■ **AIM OF THE EXERCISE**
Find each line containing the word "JSON" and report how many there are. Add nothing else.

■ **RECORDS SUPPLIED**
____________________
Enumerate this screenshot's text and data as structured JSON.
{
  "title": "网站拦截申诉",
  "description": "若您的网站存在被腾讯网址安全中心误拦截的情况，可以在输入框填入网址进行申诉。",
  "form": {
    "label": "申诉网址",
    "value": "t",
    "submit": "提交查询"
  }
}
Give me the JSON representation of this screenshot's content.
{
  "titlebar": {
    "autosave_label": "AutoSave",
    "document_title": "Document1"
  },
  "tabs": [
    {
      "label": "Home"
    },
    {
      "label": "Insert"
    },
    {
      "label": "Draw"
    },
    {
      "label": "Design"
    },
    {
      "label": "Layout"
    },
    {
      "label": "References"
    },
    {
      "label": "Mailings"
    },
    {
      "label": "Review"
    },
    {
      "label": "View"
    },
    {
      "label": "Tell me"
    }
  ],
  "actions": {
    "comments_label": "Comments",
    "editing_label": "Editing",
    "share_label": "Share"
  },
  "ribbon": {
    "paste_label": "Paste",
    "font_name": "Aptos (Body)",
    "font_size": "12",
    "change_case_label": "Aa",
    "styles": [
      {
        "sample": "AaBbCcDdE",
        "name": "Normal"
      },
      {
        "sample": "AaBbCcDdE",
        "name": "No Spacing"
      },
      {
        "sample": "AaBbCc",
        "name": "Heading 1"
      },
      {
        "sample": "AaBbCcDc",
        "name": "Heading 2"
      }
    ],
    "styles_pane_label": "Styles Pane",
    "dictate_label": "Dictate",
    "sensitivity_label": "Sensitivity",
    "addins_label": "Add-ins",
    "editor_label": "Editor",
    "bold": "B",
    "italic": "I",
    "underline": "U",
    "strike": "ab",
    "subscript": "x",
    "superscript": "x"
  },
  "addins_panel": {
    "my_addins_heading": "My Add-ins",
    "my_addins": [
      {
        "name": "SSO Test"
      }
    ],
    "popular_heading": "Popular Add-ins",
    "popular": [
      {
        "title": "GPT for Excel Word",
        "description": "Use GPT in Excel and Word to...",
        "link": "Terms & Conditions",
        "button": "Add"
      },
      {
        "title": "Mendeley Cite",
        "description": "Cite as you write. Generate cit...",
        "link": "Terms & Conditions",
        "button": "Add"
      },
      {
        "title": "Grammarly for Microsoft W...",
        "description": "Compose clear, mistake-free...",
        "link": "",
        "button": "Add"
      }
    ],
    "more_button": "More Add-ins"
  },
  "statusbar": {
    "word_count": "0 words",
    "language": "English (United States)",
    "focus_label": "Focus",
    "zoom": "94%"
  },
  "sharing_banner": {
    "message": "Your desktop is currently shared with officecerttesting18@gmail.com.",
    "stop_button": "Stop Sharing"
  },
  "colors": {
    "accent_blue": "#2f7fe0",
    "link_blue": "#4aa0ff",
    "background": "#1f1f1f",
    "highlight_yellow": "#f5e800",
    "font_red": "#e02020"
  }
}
____________________
■ **RESULT OF THIS TASK**
2